>>>

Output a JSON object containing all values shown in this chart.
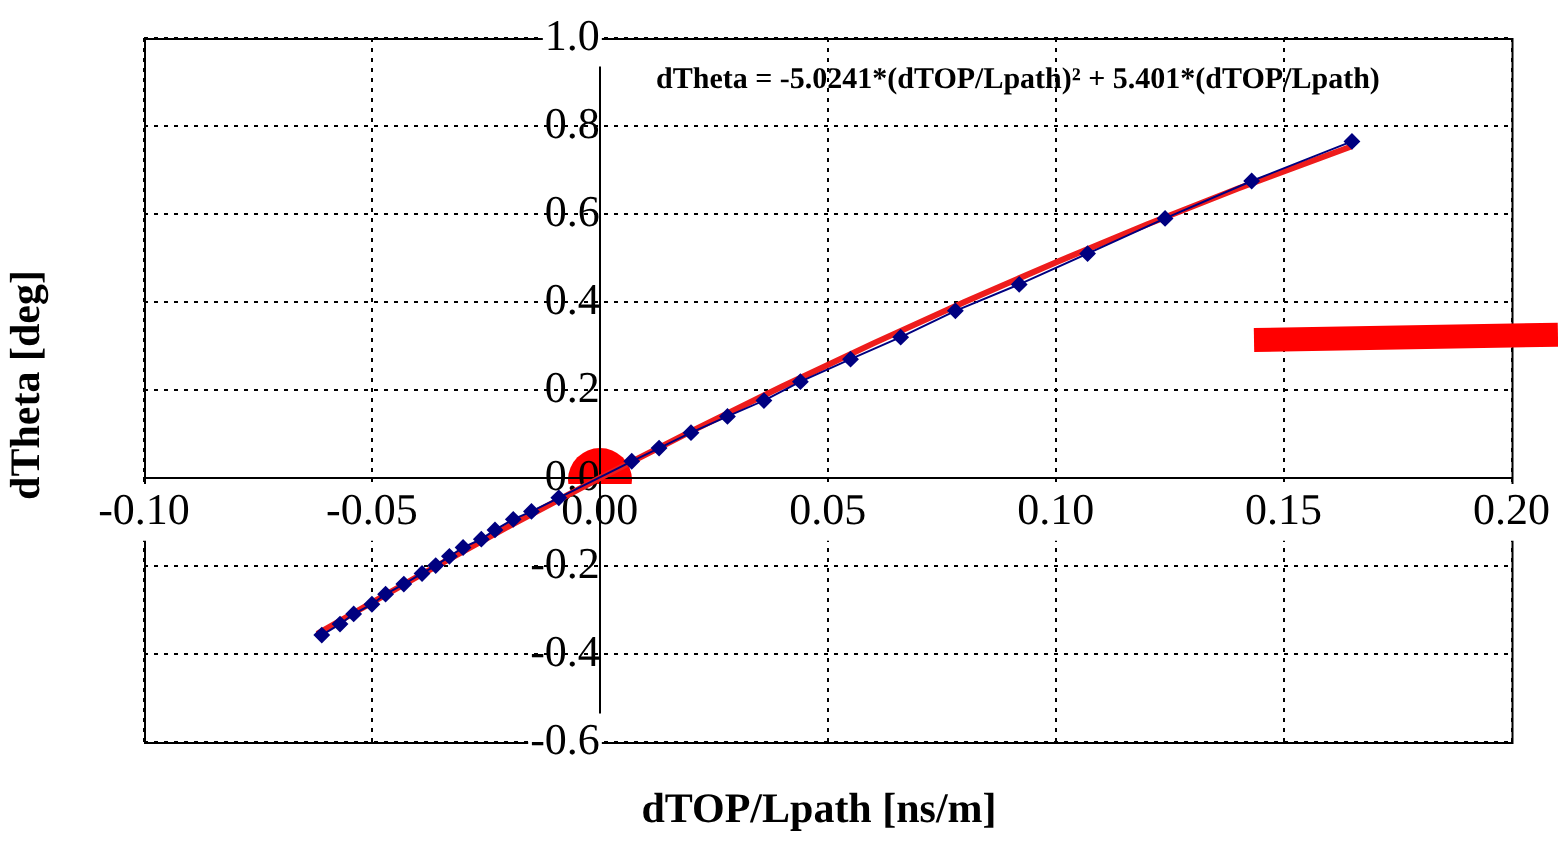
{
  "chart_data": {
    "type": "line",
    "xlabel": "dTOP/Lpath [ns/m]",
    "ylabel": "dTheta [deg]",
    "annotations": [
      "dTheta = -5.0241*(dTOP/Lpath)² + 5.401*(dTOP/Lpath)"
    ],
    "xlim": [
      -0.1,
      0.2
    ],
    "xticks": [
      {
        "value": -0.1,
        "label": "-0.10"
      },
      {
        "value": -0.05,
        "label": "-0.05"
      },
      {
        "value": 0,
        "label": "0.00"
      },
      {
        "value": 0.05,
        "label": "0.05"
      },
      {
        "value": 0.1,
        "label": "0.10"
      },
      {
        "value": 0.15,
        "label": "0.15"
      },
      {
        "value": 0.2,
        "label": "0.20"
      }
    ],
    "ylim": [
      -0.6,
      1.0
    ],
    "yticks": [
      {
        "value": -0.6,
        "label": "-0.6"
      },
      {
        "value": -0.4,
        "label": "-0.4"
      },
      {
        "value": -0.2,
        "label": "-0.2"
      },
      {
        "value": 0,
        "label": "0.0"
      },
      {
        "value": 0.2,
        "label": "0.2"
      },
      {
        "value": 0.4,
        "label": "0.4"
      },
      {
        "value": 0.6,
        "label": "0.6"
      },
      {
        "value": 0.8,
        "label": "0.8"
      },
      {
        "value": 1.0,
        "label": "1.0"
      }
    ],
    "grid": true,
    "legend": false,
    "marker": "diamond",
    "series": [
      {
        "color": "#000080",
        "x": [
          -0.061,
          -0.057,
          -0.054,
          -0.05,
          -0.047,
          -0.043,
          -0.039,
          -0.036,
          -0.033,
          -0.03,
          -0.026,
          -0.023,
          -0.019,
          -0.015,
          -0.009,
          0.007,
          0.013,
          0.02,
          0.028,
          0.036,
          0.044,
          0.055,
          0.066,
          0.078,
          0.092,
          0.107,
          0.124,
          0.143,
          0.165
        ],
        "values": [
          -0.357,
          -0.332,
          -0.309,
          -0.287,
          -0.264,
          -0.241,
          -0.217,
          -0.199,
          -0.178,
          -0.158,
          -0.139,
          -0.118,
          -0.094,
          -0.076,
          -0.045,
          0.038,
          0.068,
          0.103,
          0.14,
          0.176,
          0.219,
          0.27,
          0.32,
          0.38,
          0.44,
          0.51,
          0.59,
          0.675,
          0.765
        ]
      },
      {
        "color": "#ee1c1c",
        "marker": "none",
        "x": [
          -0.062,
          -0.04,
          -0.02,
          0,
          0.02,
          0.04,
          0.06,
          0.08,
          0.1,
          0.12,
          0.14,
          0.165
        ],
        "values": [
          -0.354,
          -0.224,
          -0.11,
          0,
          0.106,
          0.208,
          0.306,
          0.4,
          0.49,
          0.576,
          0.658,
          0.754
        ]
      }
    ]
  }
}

<<<
>>>

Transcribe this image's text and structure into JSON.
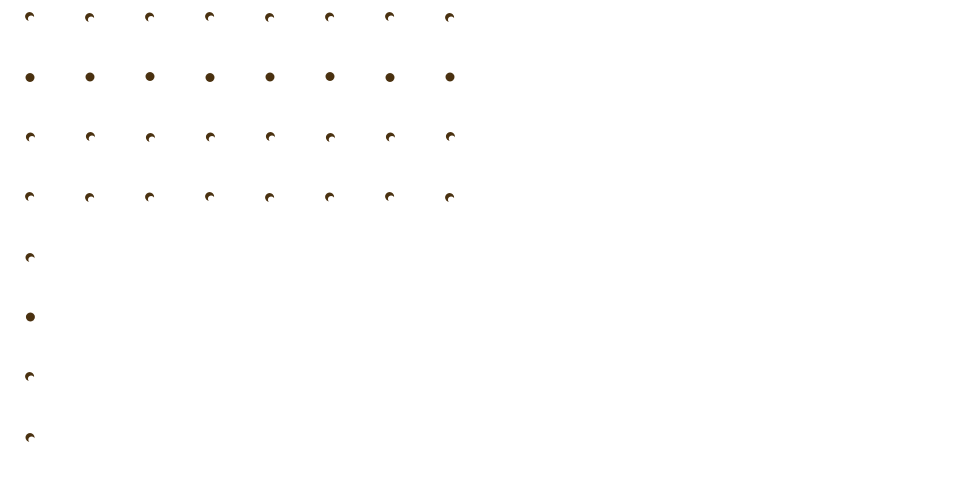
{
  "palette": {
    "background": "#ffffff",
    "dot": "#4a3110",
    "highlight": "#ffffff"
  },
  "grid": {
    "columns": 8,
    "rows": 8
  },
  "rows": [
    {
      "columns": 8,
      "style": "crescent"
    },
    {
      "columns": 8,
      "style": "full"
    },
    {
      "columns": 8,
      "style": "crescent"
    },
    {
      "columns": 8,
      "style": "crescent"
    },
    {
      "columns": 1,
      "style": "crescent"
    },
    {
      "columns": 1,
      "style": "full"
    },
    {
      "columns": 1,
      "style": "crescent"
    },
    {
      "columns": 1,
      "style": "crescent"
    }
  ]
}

<<<

> [Prompt]: Copy each line of the records containing the string "ffffff".

> [Correct response]:
    "background": "#ffffff",
    "highlight": "#ffffff"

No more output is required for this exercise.